Stored items
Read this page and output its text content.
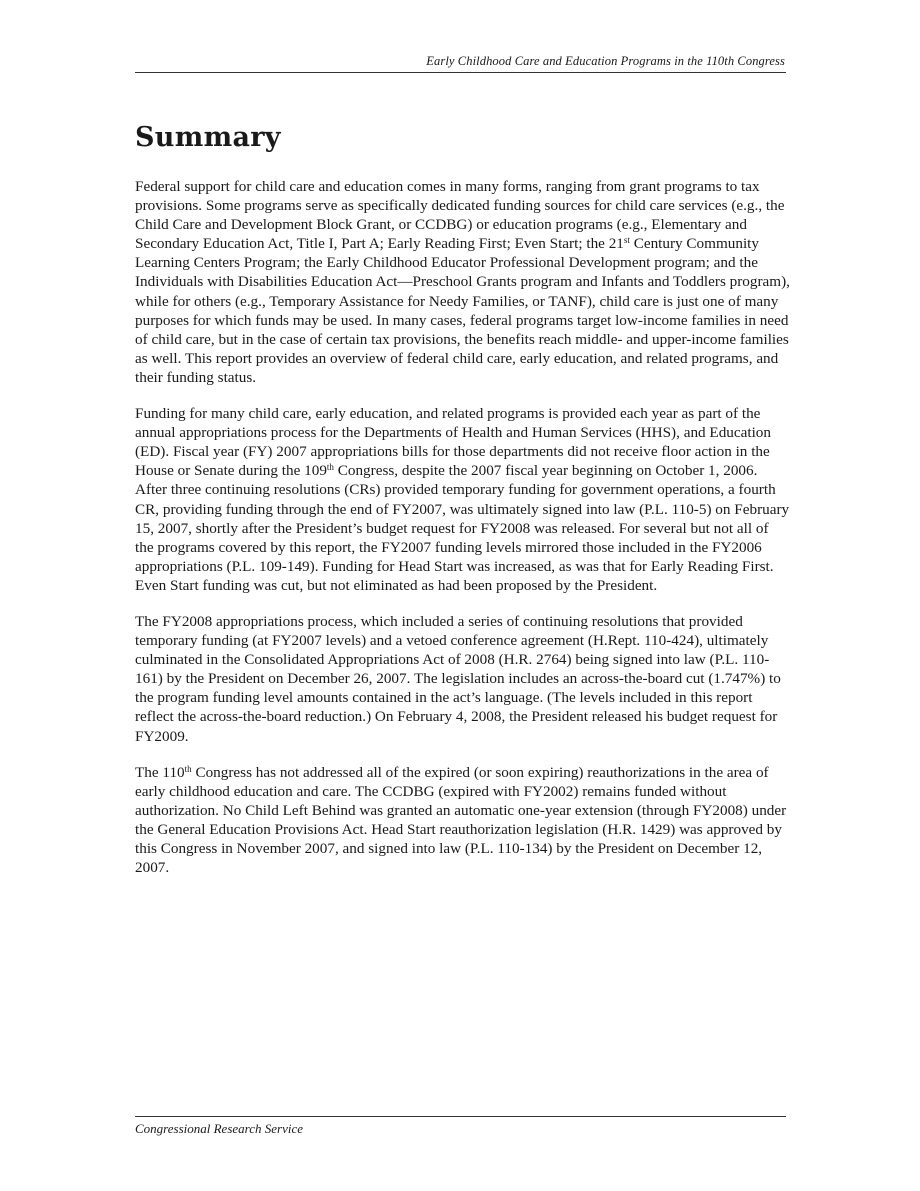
Early Childhood Care and Education Programs in the 110th Congress
Summary

Federal support for child care and education comes in many forms, ranging from grant programs to tax provisions. Some programs serve as specifically dedicated funding sources for child care services (e.g., the Child Care and Development Block Grant, or CCDBG) or education programs (e.g., Elementary and Secondary Education Act, Title I, Part A; Early Reading First; Even Start; the 21st Century Community Learning Centers Program; the Early Childhood Educator Professional Development program; and the Individuals with Disabilities Education Act—Preschool Grants program and Infants and Toddlers program), while for others (e.g., Temporary Assistance for Needy Families, or TANF), child care is just one of many purposes for which funds may be used. In many cases, federal programs target low-income families in need of child care, but in the case of certain tax provisions, the benefits reach middle- and upper-income families as well. This report provides an overview of federal child care, early education, and related programs, and their funding status.

Funding for many child care, early education, and related programs is provided each year as part of the annual appropriations process for the Departments of Health and Human Services (HHS), and Education (ED). Fiscal year (FY) 2007 appropriations bills for those departments did not receive floor action in the House or Senate during the 109th Congress, despite the 2007 fiscal year beginning on October 1, 2006. After three continuing resolutions (CRs) provided temporary funding for government operations, a fourth CR, providing funding through the end of FY2007, was ultimately signed into law (P.L. 110-5) on February 15, 2007, shortly after the President’s budget request for FY2008 was released. For several but not all of the programs covered by this report, the FY2007 funding levels mirrored those included in the FY2006 appropriations (P.L. 109-149). Funding for Head Start was increased, as was that for Early Reading First. Even Start funding was cut, but not eliminated as had been proposed by the President.

The FY2008 appropriations process, which included a series of continuing resolutions that provided temporary funding (at FY2007 levels) and a vetoed conference agreement (H.Rept. 110-424), ultimately culminated in the Consolidated Appropriations Act of 2008 (H.R. 2764) being signed into law (P.L. 110-161) by the President on December 26, 2007. The legislation includes an across-the-board cut (1.747%) to the program funding level amounts contained in the act’s language. (The levels included in this report reflect the across-the-board reduction.) On February 4, 2008, the President released his budget request for FY2009.

The 110th Congress has not addressed all of the expired (or soon expiring) reauthorizations in the area of early childhood education and care. The CCDBG (expired with FY2002) remains funded without authorization. No Child Left Behind was granted an automatic one-year extension (through FY2008) under the General Education Provisions Act. Head Start reauthorization legislation (H.R. 1429) was approved by this Congress in November 2007, and signed into law (P.L. 110-134) by the President on December 12, 2007.

Congressional Research Service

WHAT THE TASK ASKS
Working from the entries above, return all lines that contain "request".

RESPONSE TO THE EXERCISE
Funding for many child care, early education, and related programs is provided each year as part of the annual appropriations process for the Departments of Health and Human Services (HHS), and Education (ED). Fiscal year (FY) 2007 appropriations bills for those departments did not receive floor action in the House or Senate during the 109th Congress, despite the 2007 fiscal year beginning on October 1, 2006. After three continuing resolutions (CRs) provided temporary funding for government operations, a fourth CR, providing funding through the end of FY2007, was ultimately signed into law (P.L. 110-5) on February 15, 2007, shortly after the President’s budget request for FY2008 was released. For several but not all of the programs covered by this report, the FY2007 funding levels mirrored those included in the FY2006 appropriations (P.L. 109-149). Funding for Head Start was increased, as was that for Early Reading First. Even Start funding was cut, but not eliminated as had been proposed by the President.
The FY2008 appropriations process, which included a series of continuing resolutions that provided temporary funding (at FY2007 levels) and a vetoed conference agreement (H.Rept. 110-424), ultimately culminated in the Consolidated Appropriations Act of 2008 (H.R. 2764) being signed into law (P.L. 110-161) by the President on December 26, 2007. The legislation includes an across-the-board cut (1.747%) to the program funding level amounts contained in the act’s language. (The levels included in this report reflect the across-the-board reduction.) On February 4, 2008, the President released his budget request for FY2009.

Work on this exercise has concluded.